--- Begin Provided material ---

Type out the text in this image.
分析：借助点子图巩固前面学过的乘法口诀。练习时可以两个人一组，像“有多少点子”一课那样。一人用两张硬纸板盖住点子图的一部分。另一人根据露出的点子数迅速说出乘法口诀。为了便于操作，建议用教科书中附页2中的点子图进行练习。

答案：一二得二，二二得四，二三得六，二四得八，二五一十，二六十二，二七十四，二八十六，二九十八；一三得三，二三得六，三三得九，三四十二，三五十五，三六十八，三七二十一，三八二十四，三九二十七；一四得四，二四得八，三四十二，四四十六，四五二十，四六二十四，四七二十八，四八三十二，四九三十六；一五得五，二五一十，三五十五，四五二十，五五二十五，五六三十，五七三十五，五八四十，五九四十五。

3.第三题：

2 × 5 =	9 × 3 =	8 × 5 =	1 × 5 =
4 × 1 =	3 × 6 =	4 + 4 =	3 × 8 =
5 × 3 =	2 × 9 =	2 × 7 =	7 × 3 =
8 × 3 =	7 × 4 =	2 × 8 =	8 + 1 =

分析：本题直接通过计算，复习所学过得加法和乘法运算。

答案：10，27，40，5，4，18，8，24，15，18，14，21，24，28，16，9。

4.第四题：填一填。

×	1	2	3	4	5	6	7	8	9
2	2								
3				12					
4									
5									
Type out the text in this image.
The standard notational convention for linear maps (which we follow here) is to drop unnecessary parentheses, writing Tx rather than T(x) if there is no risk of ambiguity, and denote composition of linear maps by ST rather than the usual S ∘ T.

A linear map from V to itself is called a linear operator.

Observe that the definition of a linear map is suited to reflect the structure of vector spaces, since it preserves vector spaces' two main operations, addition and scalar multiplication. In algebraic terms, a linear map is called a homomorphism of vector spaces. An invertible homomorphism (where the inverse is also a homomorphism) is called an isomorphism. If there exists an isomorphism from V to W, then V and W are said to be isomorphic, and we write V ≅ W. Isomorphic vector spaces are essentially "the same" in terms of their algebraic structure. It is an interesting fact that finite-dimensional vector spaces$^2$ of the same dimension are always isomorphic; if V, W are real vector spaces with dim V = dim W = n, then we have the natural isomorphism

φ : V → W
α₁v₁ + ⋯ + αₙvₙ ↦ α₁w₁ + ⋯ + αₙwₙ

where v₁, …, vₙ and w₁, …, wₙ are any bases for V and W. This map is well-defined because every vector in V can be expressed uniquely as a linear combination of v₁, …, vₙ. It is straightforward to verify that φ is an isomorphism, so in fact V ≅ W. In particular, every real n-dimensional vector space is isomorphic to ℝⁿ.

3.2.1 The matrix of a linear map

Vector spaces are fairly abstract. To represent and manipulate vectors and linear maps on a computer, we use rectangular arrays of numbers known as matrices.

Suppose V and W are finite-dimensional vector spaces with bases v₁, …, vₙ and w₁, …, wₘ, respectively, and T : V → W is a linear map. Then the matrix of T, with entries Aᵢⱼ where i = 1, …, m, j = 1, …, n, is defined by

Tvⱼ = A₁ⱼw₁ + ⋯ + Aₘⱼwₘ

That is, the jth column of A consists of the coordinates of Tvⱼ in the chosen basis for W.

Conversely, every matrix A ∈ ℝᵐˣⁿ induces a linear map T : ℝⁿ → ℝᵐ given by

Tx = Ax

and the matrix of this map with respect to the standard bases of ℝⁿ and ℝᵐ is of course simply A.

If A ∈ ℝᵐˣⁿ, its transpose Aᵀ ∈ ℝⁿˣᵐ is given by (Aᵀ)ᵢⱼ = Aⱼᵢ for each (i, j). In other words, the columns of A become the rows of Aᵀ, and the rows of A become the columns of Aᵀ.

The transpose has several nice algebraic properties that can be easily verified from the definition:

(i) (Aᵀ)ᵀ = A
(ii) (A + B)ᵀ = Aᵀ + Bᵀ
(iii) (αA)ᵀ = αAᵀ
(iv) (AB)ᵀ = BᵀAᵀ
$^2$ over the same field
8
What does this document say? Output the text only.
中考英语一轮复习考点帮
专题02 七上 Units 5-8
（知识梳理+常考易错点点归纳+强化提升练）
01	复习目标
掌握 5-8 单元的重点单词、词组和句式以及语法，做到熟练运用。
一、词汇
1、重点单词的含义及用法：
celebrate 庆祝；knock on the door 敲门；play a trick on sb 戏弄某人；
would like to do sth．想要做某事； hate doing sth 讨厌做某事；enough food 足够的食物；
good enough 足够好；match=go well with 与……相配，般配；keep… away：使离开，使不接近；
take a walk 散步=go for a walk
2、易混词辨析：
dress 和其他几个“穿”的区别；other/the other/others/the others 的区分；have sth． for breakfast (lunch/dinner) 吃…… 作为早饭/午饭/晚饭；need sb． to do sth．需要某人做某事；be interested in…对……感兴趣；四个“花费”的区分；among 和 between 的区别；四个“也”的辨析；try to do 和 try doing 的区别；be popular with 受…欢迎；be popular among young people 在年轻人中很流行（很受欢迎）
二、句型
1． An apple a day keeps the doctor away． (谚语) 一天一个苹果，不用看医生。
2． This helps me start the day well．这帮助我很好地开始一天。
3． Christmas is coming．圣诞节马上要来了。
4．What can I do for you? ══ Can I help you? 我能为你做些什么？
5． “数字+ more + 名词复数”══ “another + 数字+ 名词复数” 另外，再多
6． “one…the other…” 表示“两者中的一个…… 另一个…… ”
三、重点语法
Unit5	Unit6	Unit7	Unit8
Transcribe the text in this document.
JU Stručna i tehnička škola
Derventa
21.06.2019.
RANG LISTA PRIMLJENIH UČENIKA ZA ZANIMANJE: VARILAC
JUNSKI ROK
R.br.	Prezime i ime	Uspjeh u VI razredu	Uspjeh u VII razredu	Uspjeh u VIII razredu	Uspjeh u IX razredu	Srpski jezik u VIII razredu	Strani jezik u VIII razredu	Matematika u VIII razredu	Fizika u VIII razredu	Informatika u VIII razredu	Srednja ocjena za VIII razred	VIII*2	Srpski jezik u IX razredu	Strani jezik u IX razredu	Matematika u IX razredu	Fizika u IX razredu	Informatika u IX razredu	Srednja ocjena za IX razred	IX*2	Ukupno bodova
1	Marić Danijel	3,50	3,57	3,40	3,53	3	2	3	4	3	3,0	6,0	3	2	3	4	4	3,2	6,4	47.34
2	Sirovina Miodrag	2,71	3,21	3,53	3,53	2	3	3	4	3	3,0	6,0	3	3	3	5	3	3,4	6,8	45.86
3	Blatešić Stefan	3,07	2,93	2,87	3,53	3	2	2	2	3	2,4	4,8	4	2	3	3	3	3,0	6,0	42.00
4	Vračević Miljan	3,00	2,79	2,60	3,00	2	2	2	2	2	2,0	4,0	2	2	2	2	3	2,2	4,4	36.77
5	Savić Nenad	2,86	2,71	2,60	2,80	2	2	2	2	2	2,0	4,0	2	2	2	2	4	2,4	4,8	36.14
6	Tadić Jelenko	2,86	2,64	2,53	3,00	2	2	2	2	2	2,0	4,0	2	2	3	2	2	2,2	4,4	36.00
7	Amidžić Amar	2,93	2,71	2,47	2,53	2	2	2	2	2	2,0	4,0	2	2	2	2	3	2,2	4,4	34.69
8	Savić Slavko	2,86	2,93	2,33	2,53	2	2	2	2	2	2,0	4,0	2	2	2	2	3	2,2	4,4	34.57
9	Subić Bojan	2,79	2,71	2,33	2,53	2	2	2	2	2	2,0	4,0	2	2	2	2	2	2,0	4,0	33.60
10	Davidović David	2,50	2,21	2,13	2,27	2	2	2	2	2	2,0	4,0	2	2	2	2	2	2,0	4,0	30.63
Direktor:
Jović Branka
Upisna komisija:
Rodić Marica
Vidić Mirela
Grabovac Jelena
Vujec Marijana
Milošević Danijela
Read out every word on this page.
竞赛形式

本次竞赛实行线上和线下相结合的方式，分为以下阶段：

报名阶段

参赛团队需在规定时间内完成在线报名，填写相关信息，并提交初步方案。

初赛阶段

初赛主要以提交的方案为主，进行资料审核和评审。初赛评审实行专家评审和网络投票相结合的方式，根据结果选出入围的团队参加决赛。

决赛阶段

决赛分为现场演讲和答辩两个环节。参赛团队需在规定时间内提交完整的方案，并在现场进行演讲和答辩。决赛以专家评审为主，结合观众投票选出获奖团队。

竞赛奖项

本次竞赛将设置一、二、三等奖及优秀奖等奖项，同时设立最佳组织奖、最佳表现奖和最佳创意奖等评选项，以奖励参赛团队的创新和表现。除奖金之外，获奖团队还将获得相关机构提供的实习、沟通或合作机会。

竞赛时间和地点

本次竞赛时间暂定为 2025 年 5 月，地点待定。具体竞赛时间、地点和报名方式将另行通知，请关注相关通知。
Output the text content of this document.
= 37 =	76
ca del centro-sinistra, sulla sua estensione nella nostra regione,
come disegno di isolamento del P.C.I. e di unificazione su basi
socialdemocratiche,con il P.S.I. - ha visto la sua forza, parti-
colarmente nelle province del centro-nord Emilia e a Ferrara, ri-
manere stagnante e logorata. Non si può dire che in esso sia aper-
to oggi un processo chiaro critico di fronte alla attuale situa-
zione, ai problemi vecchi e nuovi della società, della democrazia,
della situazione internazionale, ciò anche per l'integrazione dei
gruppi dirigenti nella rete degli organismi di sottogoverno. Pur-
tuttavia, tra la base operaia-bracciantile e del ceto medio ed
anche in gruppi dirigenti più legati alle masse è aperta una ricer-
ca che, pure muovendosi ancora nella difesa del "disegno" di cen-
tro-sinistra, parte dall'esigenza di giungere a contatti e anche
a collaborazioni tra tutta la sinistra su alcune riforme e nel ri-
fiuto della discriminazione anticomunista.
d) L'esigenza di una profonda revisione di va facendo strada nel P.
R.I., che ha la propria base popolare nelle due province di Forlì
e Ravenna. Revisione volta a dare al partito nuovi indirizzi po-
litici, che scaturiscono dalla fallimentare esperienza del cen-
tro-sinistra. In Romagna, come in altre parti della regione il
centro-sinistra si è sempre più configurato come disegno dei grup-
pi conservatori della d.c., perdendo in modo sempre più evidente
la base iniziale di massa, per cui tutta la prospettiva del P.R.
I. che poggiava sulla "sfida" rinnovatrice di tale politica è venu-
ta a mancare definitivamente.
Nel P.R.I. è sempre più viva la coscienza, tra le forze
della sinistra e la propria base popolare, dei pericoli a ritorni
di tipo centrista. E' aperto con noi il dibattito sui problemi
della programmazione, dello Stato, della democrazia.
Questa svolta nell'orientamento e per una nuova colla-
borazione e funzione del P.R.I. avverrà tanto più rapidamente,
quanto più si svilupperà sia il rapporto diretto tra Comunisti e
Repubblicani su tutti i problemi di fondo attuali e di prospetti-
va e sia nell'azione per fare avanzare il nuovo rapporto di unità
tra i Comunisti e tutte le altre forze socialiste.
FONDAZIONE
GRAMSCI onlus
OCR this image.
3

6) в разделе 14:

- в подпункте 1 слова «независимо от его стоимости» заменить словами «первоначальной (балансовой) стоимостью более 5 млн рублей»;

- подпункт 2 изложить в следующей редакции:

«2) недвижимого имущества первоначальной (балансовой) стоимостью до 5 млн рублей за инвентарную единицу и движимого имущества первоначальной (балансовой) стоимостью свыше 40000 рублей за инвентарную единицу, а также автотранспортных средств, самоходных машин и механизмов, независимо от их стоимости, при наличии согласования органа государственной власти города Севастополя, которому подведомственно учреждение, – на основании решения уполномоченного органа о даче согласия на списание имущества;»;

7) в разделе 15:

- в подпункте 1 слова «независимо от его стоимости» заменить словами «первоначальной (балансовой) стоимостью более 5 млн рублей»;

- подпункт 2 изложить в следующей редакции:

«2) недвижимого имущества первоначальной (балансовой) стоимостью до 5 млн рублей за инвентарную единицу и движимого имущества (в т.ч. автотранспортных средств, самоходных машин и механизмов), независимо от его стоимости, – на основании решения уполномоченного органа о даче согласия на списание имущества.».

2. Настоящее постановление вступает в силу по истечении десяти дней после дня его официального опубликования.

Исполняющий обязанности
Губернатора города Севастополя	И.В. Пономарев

--- End Provided material ---

- [Exercise details]: Which lines hold the string "given"? List them all.

- [Written answer]:
Conversely, every matrix A ∈ ℝᵐˣⁿ induces a linear map T : ℝⁿ → ℝᵐ given by
If A ∈ ℝᵐˣⁿ, its transpose Aᵀ ∈ ℝⁿˣᵐ is given by (Aᵀ)ᵢⱼ = Aⱼᵢ for each (i, j). In other words, the columns of A become the rows of Aᵀ, and the rows of A become the columns of Aᵀ.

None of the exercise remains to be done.